### Short exercise
Render every entry verbatim.

### Data extract
— START —

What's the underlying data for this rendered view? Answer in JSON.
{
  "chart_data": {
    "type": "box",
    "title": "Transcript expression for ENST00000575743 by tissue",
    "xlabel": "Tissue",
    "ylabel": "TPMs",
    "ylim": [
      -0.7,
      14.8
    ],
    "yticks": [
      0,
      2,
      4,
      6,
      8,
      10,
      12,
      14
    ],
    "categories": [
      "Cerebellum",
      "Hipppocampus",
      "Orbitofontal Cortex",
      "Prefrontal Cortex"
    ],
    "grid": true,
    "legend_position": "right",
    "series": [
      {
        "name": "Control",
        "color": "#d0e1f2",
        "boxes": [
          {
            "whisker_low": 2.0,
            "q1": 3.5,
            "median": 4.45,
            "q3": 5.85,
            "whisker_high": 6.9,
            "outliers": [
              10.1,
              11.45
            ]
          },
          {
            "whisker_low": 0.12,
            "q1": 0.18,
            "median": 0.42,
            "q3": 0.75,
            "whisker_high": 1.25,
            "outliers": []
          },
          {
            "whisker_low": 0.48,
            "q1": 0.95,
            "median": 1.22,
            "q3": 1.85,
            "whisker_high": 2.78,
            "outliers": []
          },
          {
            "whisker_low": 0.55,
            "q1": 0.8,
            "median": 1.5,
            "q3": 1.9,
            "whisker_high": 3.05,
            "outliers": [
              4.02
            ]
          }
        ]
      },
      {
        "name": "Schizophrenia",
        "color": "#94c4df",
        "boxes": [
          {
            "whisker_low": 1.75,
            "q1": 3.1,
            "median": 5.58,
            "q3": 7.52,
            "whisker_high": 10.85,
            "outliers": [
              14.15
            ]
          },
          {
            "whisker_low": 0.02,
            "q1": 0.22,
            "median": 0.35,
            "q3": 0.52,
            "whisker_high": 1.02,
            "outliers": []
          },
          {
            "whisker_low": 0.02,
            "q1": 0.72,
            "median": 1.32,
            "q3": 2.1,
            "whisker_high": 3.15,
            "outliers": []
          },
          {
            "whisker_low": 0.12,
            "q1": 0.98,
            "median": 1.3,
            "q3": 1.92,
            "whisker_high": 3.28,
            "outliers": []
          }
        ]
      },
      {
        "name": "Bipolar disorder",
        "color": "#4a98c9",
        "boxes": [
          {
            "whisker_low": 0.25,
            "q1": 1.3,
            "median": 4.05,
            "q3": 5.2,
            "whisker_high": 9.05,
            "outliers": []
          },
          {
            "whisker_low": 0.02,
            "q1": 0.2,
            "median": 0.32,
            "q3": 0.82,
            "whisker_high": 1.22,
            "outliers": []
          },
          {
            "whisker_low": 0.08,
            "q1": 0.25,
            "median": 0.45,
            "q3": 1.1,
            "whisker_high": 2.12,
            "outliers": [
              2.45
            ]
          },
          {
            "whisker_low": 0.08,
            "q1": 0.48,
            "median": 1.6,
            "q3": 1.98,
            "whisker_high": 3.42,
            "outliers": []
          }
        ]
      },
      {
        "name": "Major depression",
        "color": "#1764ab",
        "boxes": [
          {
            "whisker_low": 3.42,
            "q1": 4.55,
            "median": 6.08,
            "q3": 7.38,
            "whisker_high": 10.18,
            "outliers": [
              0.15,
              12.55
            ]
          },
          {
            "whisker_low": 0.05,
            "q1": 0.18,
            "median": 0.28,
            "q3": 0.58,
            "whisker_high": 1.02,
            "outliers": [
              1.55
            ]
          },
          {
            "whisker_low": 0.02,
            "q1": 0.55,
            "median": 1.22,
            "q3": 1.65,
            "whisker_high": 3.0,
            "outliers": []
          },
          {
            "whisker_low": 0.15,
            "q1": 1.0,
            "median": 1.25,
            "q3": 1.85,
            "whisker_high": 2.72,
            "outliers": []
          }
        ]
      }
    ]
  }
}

— END —

### Finished task
What's the underlying data for this rendered view? Answer in JSON.
{
  "chart_data": {
    "type": "box",
    "title": "Transcript expression for ENST00000575743 by tissue",
    "xlabel": "Tissue",
    "ylabel": "TPMs",
    "ylim": [
      -0.7,
      14.8
    ],
    "yticks": [
      0,
      2,
      4,
      6,
      8,
      10,
      12,
      14
    ],
    "categories": [
      "Cerebellum",
      "Hipppocampus",
      "Orbitofontal Cortex",
      "Prefrontal Cortex"
    ],
    "grid": true,
    "legend_position": "right",
    "series": [
      {
        "name": "Control",
        "color": "#d0e1f2",
        "boxes": [
          {
            "whisker_low": 2.0,
            "q1": 3.5,
            "median": 4.45,
            "q3": 5.85,
            "whisker_high": 6.9,
            "outliers": [
              10.1,
              11.45
            ]
          },
          {
            "whisker_low": 0.12,
            "q1": 0.18,
            "median": 0.42,
            "q3": 0.75,
            "whisker_high": 1.25,
            "outliers": []
          },
          {
            "whisker_low": 0.48,
            "q1": 0.95,
            "median": 1.22,
            "q3": 1.85,
            "whisker_high": 2.78,
            "outliers": []
          },
          {
            "whisker_low": 0.55,
            "q1": 0.8,
            "median": 1.5,
            "q3": 1.9,
            "whisker_high": 3.05,
            "outliers": [
              4.02
            ]
          }
        ]
      },
      {
        "name": "Schizophrenia",
        "color": "#94c4df",
        "boxes": [
          {
            "whisker_low": 1.75,
            "q1": 3.1,
            "median": 5.58,
            "q3": 7.52,
            "whisker_high": 10.85,
            "outliers": [
              14.15
            ]
          },
          {
            "whisker_low": 0.02,
            "q1": 0.22,
            "median": 0.35,
            "q3": 0.52,
            "whisker_high": 1.02,
            "outliers": []
          },
          {
            "whisker_low": 0.02,
            "q1": 0.72,
            "median": 1.32,
            "q3": 2.1,
            "whisker_high": 3.15,
            "outliers": []
          },
          {
            "whisker_low": 0.12,
            "q1": 0.98,
            "median": 1.3,
            "q3": 1.92,
            "whisker_high": 3.28,
            "outliers": []
          }
        ]
      },
      {
        "name": "Bipolar disorder",
        "color": "#4a98c9",
        "boxes": [
          {
            "whisker_low": 0.25,
            "q1": 1.3,
            "median": 4.05,
            "q3": 5.2,
            "whisker_high": 9.05,
            "outliers": []
          },
          {
            "whisker_low": 0.02,
            "q1": 0.2,
            "median": 0.32,
            "q3": 0.82,
            "whisker_high": 1.22,
            "outliers": []
          },
          {
            "whisker_low": 0.08,
            "q1": 0.25,
            "median": 0.45,
            "q3": 1.1,
            "whisker_high": 2.12,
            "outliers": [
              2.45
            ]
          },
          {
            "whisker_low": 0.08,
            "q1": 0.48,
            "median": 1.6,
            "q3": 1.98,
            "whisker_high": 3.42,
            "outliers": []
          }
        ]
      },
      {
        "name": "Major depression",
        "color": "#1764ab",
        "boxes": [
          {
            "whisker_low": 3.42,
            "q1": 4.55,
            "median": 6.08,
            "q3": 7.38,
            "whisker_high": 10.18,
            "outliers": [
              0.15,
              12.55
            ]
          },
          {
            "whisker_low": 0.05,
            "q1": 0.18,
            "median": 0.28,
            "q3": 0.58,
            "whisker_high": 1.02,
            "outliers": [
              1.55
            ]
          },
          {
            "whisker_low": 0.02,
            "q1": 0.55,
            "median": 1.22,
            "q3": 1.65,
            "whisker_high": 3.0,
            "outliers": []
          },
          {
            "whisker_low": 0.15,
            "q1": 1.0,
            "median": 1.25,
            "q3": 1.85,
            "whisker_high": 2.72,
            "outliers": []
          }
        ]
      }
    ]
  }
}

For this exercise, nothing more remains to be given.